(WHAT YOU HAVE TO DO) How many lines of the entries below include the word "Beweis"? Answer with the number alone.

(DATA ENTRIES)
▬▬▬▬▬▬
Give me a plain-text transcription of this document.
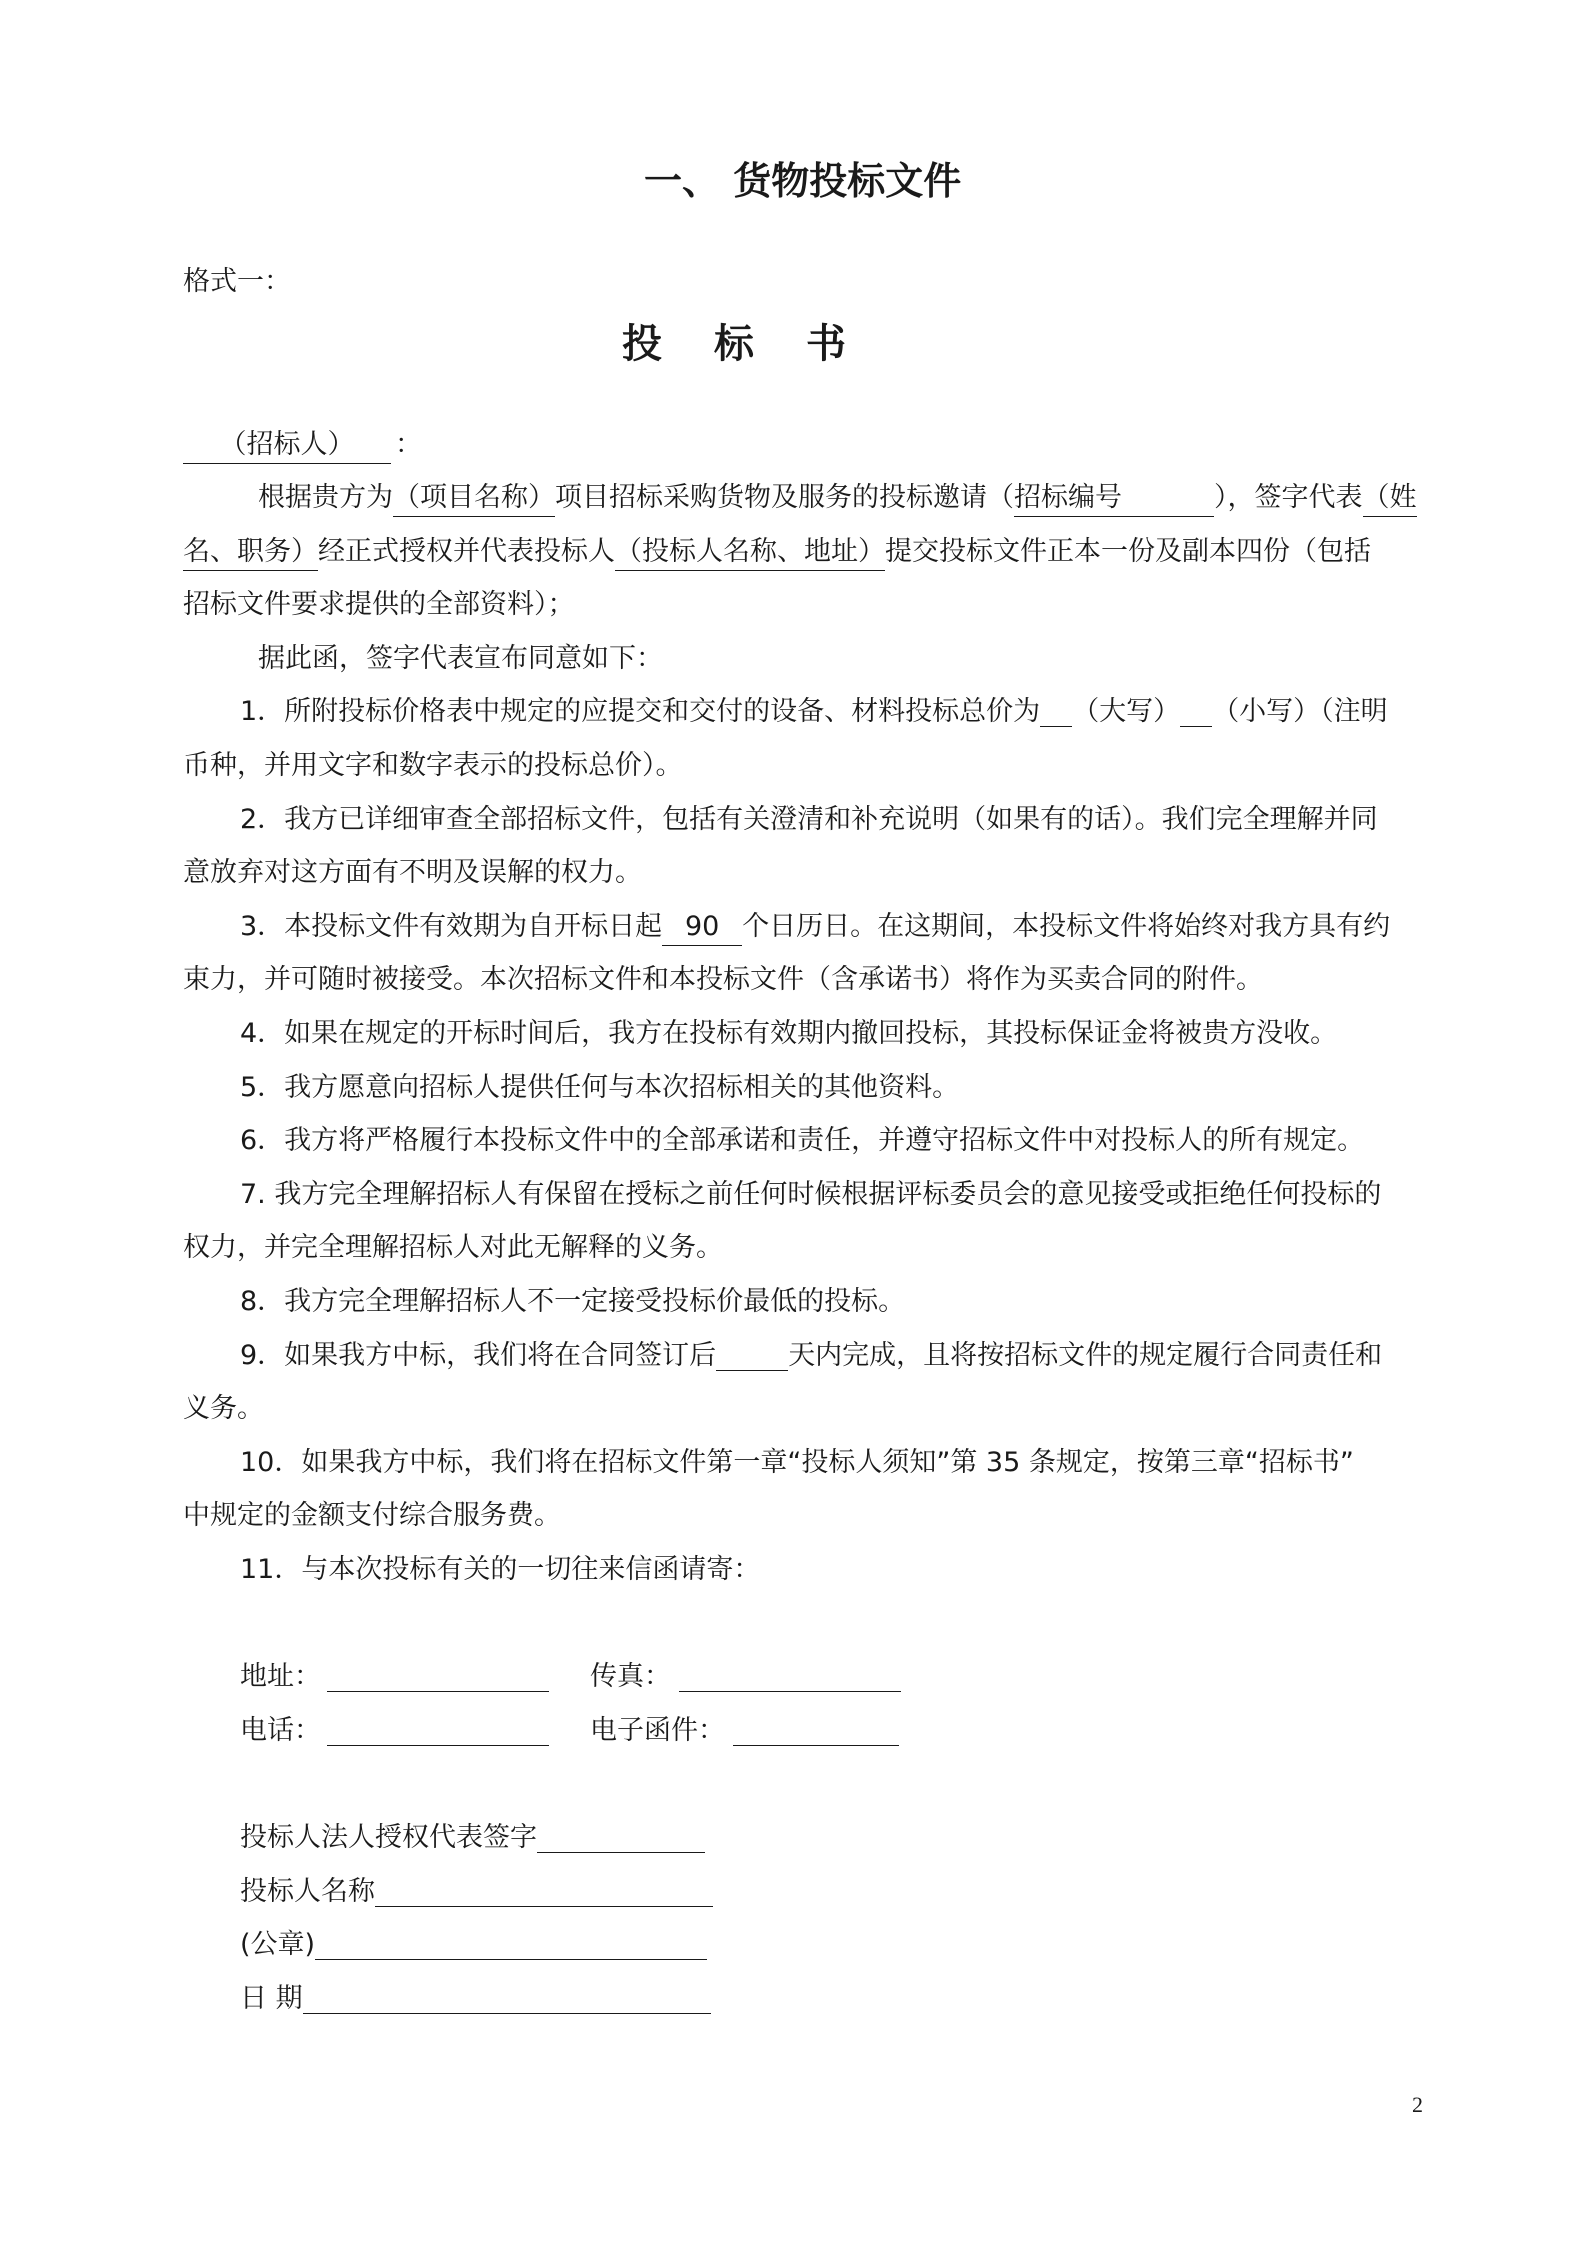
一、 货物投标文件
格式一：
投标书
（招标人） ：
根据贵方为（项目名称）项目招标采购货物及服务的投标邀请（招标编号	），签字代表（姓
名、职务）经正式授权并代表投标人（投标人名称、地址）提交投标文件正本一份及副本四份（包括
招标文件要求提供的全部资料）；
据此函，签字代表宣布同意如下：
1．所附投标价格表中规定的应提交和交付的设备、材料投标总价为 （大写） （小写）（注明
币种，并用文字和数字表示的投标总价）。
2．我方已详细审查全部招标文件，包括有关澄清和补充说明（如果有的话）。我们完全理解并同
意放弃对这方面有不明及误解的权力。
3．本投标文件有效期为自开标日起 90 个日历日。在这期间，本投标文件将始终对我方具有约
束力，并可随时被接受。本次招标文件和本投标文件（含承诺书）将作为买卖合同的附件。
4．如果在规定的开标时间后，我方在投标有效期内撤回投标，其投标保证金将被贵方没收。
5．我方愿意向招标人提供任何与本次招标相关的其他资料。
6．我方将严格履行本投标文件中的全部承诺和责任，并遵守招标文件中对投标人的所有规定。
7. 我方完全理解招标人有保留在授标之前任何时候根据评标委员会的意见接受或拒绝任何投标的
权力，并完全理解招标人对此无解释的义务。
8．我方完全理解招标人不一定接受投标价最低的投标。
9．如果我方中标，我们将在合同签订后	天内完成，且将按招标文件的规定履行合同责任和
义务。
10．如果我方中标，我们将在招标文件第一章“投标人须知”第 35 条规定，按第三章“招标书”
中规定的金额支付综合服务费。
11．与本次投标有关的一切往来信函请寄：
地址：	传真：
电话：	电子函件：
投标人法人授权代表签字
投标人名称
(公章)
日 期
2
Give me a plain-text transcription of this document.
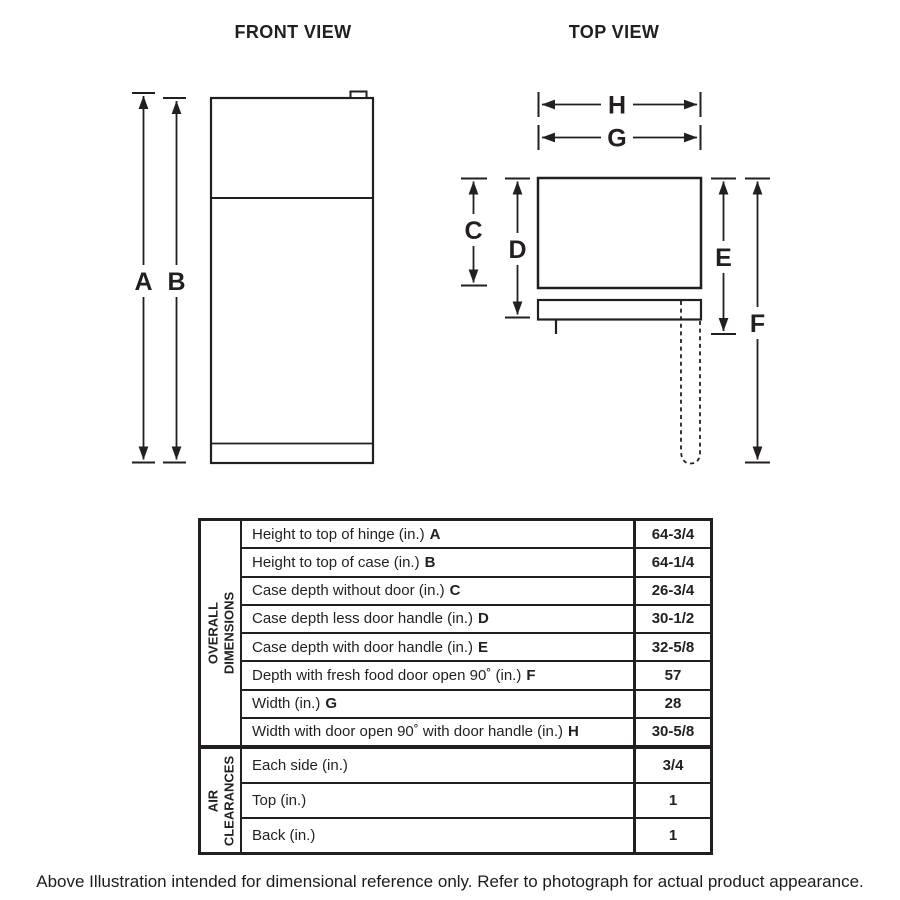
FRONT VIEW
A B
TOP VIEW
H
G
C
D	E
F
OVERALL DIMENSIONS
Height to top of hinge (in.) A	64-3/4
Height to top of case (in.) B	64-1/4
Case depth without door (in.) C	26-3/4
Case depth less door handle (in.) D	30-1/2
Case depth with door handle (in.) E	32-5/8
Depth with fresh food door open 90˚ (in.) F	57
Width (in.) G	28
Width with door open 90˚ with door handle (in.) H	30-5/8
AIR CLEARANCES Each side (in.)	3/4
Top (in.)	1
Back (in.)	1
Above Illustration intended for dimensional reference only. Refer to photograph for actual product appearance.
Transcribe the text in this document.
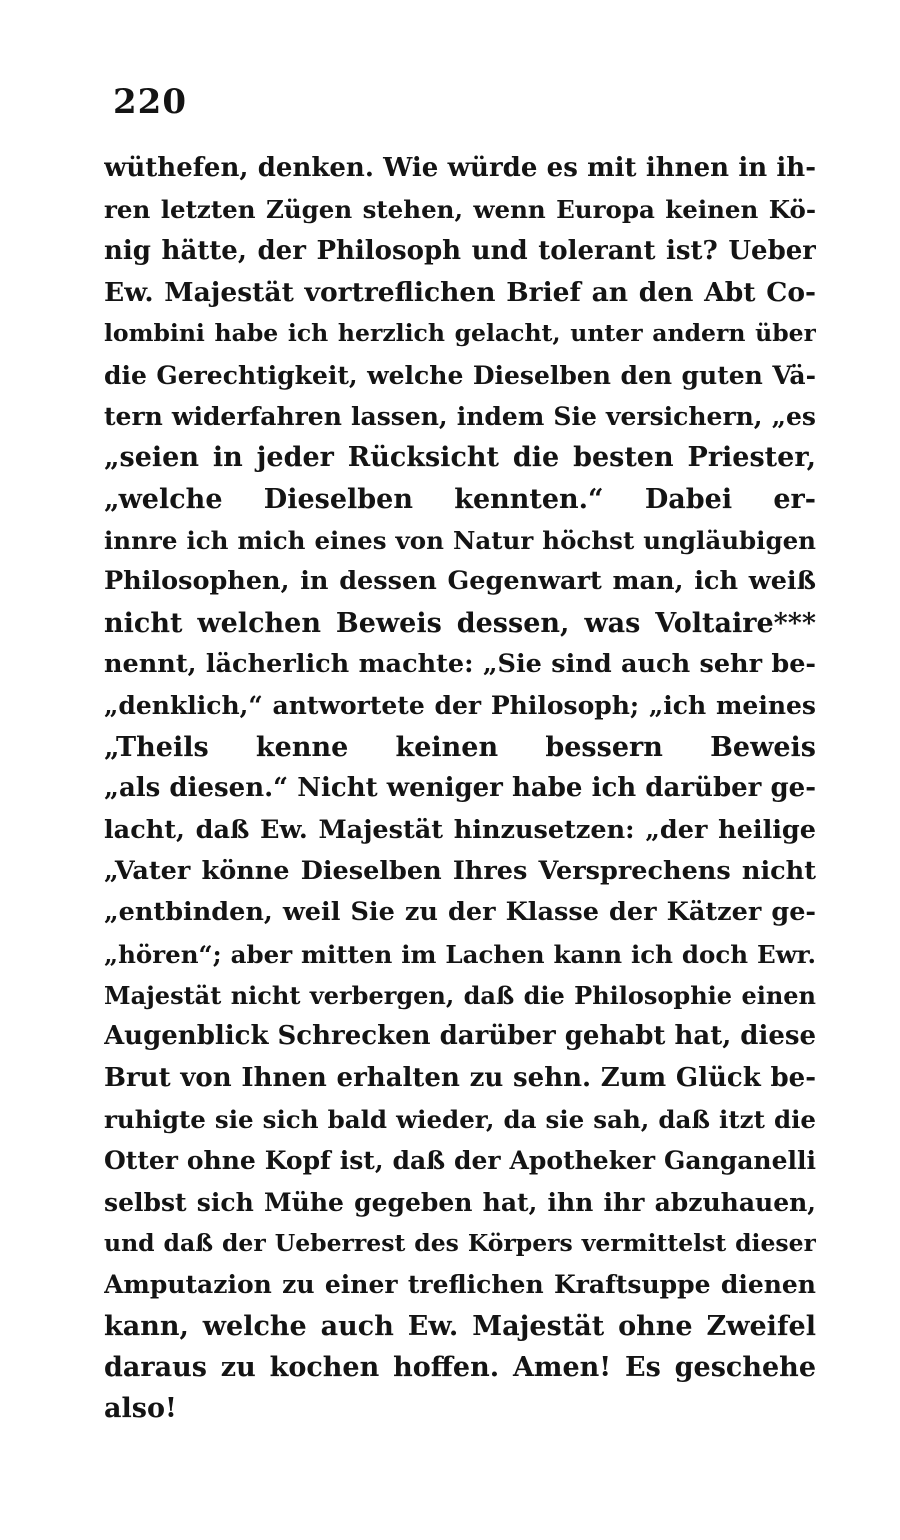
220
wüthefen, denken. Wie würde es mit ihnen in ih-
ren letzten Zügen stehen, wenn Europa keinen Kö-
nig hätte, der Philosoph und tolerant ist? Ueber
Ew. Majestät vortreflichen Brief an den Abt Co-
lombini habe ich herzlich gelacht, unter andern über
die Gerechtigkeit, welche Dieselben den guten Vä-
tern widerfahren lassen, indem Sie versichern, „es
„seien in jeder Rücksicht die besten Priester,
„welche Dieselben kennten.“ Dabei er-
innre ich mich eines von Natur höchst ungläubigen
Philosophen, in dessen Gegenwart man, ich weiß
nicht welchen Beweis dessen, was Voltaire***
nennt, lächerlich machte: „Sie sind auch sehr be-
„denklich,“ antwortete der Philosoph; „ich meines
„Theils kenne keinen bessern Beweis
„als diesen.“ Nicht weniger habe ich darüber ge-
lacht, daß Ew. Majestät hinzusetzen: „der heilige
„Vater könne Dieselben Ihres Versprechens nicht
„entbinden, weil Sie zu der Klasse der Kätzer ge-
„hören“; aber mitten im Lachen kann ich doch Ewr.
Majestät nicht verbergen, daß die Philosophie einen
Augenblick Schrecken darüber gehabt hat, diese
Brut von Ihnen erhalten zu sehn. Zum Glück be-
ruhigte sie sich bald wieder, da sie sah, daß itzt die
Otter ohne Kopf ist, daß der Apotheker Ganganelli
selbst sich Mühe gegeben hat, ihn ihr abzuhauen,
und daß der Ueberrest des Körpers vermittelst dieser
Amputazion zu einer treflichen Kraftsuppe dienen
kann, welche auch Ew. Majestät ohne Zweifel
daraus zu kochen hoffen. Amen! Es geschehe
also!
▬▬▬▬▬▬
(SOLUTION TO THIS PROBLEM) 2